- **Supplied data**

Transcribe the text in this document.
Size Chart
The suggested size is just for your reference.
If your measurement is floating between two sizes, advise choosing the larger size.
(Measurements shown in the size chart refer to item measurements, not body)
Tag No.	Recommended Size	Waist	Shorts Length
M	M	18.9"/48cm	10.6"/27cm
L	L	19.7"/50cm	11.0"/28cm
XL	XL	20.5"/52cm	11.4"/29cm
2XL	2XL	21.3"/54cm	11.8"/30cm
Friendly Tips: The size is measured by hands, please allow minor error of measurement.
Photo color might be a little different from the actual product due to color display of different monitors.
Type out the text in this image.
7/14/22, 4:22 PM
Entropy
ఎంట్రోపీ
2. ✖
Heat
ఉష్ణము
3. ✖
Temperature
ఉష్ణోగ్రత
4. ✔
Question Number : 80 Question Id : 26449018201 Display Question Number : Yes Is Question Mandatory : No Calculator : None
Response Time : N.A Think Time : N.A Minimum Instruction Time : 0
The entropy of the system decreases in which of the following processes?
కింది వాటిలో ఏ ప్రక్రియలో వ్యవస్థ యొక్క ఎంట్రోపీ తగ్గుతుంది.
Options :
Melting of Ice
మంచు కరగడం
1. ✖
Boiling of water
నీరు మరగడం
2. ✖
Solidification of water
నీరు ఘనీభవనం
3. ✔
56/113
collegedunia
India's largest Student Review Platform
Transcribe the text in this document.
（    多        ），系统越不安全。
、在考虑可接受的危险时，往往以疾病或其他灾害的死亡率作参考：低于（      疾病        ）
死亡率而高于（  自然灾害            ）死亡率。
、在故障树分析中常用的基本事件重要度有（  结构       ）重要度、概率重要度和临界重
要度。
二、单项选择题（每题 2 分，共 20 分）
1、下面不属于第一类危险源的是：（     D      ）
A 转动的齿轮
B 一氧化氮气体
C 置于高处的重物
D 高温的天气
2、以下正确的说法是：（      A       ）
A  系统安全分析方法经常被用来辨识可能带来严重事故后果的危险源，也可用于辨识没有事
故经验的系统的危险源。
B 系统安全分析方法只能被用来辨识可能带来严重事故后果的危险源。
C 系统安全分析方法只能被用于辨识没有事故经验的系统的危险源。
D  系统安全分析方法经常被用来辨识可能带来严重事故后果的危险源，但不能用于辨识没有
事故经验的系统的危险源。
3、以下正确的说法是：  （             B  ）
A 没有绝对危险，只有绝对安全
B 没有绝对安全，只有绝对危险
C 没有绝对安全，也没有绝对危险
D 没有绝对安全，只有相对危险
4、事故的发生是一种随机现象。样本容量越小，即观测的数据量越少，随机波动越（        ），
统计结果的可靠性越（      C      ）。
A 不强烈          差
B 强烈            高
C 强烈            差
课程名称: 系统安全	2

- **Given exercise**
Your task is to repeat every entry exactly.

- **Task answer**
Transcribe the text in this document.
Size Chart
The suggested size is just for your reference.
If your measurement is floating between two sizes, advise choosing the larger size.
(Measurements shown in the size chart refer to item measurements, not body)
Tag No.	Recommended Size	Waist	Shorts Length
M	M	18.9"/48cm	10.6"/27cm
L	L	19.7"/50cm	11.0"/28cm
XL	XL	20.5"/52cm	11.4"/29cm
2XL	2XL	21.3"/54cm	11.8"/30cm
Friendly Tips: The size is measured by hands, please allow minor error of measurement.
Photo color might be a little different from the actual product due to color display of different monitors.
Type out the text in this image.
7/14/22, 4:22 PM
Entropy
ఎంట్రోపీ
2. ✖
Heat
ఉష్ణము
3. ✖
Temperature
ఉష్ణోగ్రత
4. ✔
Question Number : 80 Question Id : 26449018201 Display Question Number : Yes Is Question Mandatory : No Calculator : None
Response Time : N.A Think Time : N.A Minimum Instruction Time : 0
The entropy of the system decreases in which of the following processes?
కింది వాటిలో ఏ ప్రక్రియలో వ్యవస్థ యొక్క ఎంట్రోపీ తగ్గుతుంది.
Options :
Melting of Ice
మంచు కరగడం
1. ✖
Boiling of water
నీరు మరగడం
2. ✖
Solidification of water
నీరు ఘనీభవనం
3. ✔
56/113
collegedunia
India's largest Student Review Platform
Transcribe the text in this document.
（    多        ），系统越不安全。
、在考虑可接受的危险时，往往以疾病或其他灾害的死亡率作参考：低于（      疾病        ）
死亡率而高于（  自然灾害            ）死亡率。
、在故障树分析中常用的基本事件重要度有（  结构       ）重要度、概率重要度和临界重
要度。
二、单项选择题（每题 2 分，共 20 分）
1、下面不属于第一类危险源的是：（     D      ）
A 转动的齿轮
B 一氧化氮气体
C 置于高处的重物
D 高温的天气
2、以下正确的说法是：（      A       ）
A  系统安全分析方法经常被用来辨识可能带来严重事故后果的危险源，也可用于辨识没有事
故经验的系统的危险源。
B 系统安全分析方法只能被用来辨识可能带来严重事故后果的危险源。
C 系统安全分析方法只能被用于辨识没有事故经验的系统的危险源。
D  系统安全分析方法经常被用来辨识可能带来严重事故后果的危险源，但不能用于辨识没有
事故经验的系统的危险源。
3、以下正确的说法是：  （             B  ）
A 没有绝对危险，只有绝对安全
B 没有绝对安全，只有绝对危险
C 没有绝对安全，也没有绝对危险
D 没有绝对安全，只有相对危险
4、事故的发生是一种随机现象。样本容量越小，即观测的数据量越少，随机波动越（        ），
统计结果的可靠性越（      C      ）。
A 不强烈          差
B 强烈            高
C 强烈            差
课程名称: 系统安全	2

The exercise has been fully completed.